→ Instructions to follow
Work out how many lines in the entries contain the string "here", and give nothing but that number.

→ Exercise material
━━━━━━━━

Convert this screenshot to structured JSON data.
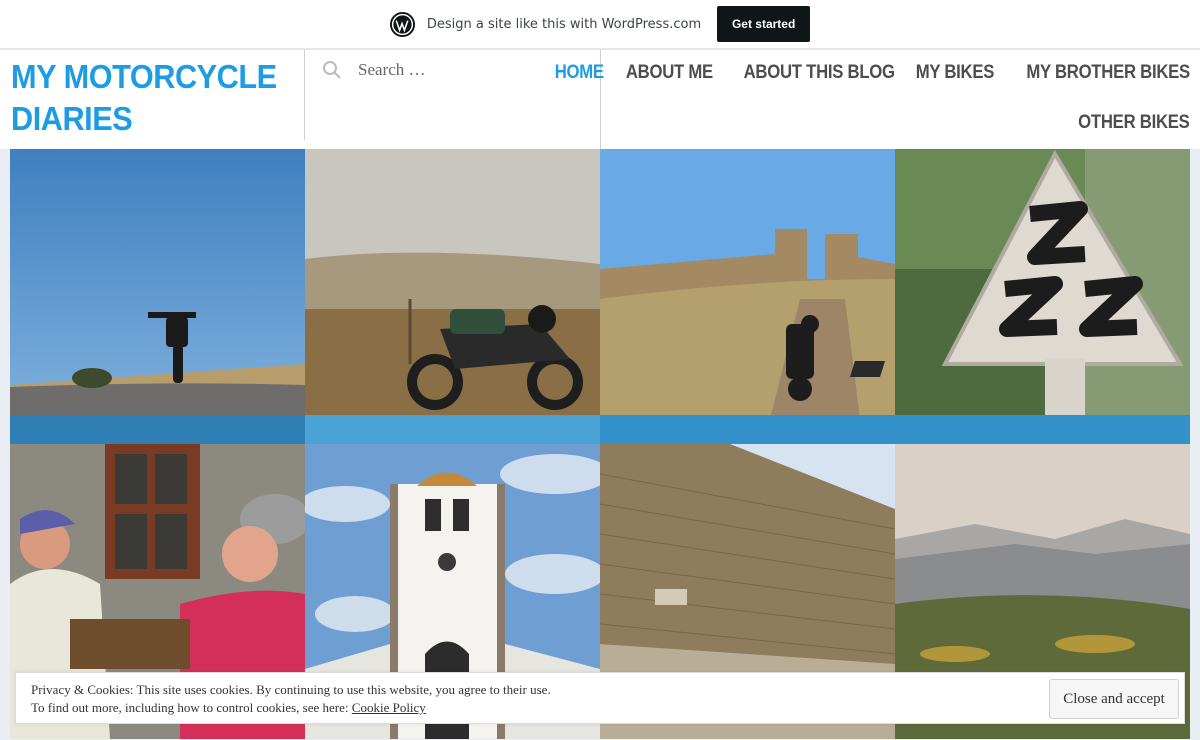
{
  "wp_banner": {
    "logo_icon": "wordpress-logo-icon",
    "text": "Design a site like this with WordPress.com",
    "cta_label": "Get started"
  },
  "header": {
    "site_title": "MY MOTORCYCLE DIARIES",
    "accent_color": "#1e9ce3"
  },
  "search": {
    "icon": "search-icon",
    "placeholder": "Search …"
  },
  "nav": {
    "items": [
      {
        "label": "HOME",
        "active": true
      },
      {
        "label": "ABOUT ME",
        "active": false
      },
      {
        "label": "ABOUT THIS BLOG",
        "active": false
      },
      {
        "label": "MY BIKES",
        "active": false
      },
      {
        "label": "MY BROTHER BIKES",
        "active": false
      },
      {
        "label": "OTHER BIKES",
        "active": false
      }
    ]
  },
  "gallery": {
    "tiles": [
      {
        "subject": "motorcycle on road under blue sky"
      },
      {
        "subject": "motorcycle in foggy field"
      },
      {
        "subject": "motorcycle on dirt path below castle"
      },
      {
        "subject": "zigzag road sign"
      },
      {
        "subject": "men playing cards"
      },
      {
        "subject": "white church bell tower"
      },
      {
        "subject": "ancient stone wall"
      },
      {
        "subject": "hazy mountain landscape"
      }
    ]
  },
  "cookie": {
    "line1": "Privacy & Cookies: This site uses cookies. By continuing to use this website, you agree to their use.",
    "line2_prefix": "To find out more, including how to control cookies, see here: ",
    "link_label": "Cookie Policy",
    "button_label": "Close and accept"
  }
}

━━━━━━━━

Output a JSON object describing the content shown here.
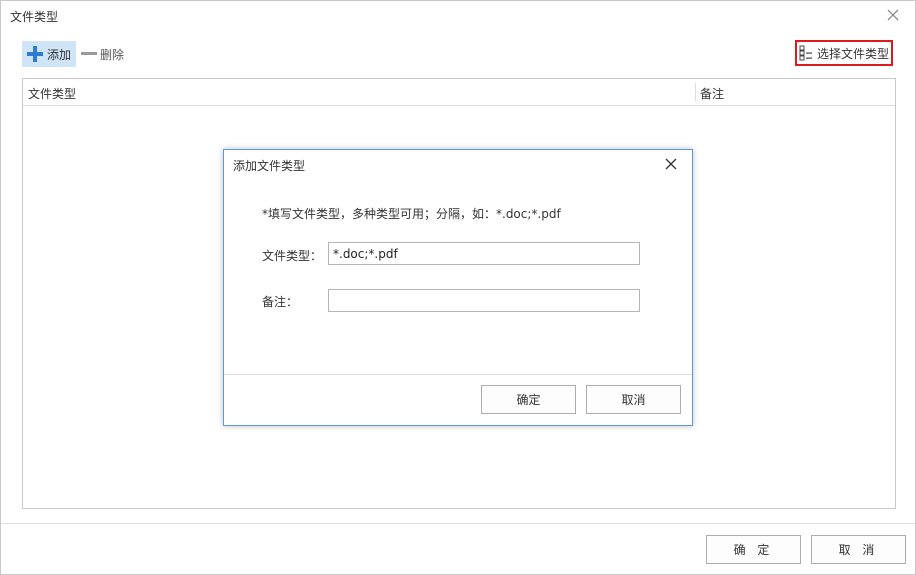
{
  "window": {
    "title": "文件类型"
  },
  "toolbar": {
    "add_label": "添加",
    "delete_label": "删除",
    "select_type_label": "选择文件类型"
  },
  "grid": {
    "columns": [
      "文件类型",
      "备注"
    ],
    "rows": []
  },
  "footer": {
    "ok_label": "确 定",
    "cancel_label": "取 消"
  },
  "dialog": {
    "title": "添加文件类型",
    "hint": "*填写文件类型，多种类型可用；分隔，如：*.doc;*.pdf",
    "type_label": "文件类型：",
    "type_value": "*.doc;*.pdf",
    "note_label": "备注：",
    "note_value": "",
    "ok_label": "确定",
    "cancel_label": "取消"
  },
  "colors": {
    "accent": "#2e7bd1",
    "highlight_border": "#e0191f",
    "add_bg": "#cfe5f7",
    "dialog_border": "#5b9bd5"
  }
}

━━━━━━━━

→ Answer to the exercise
2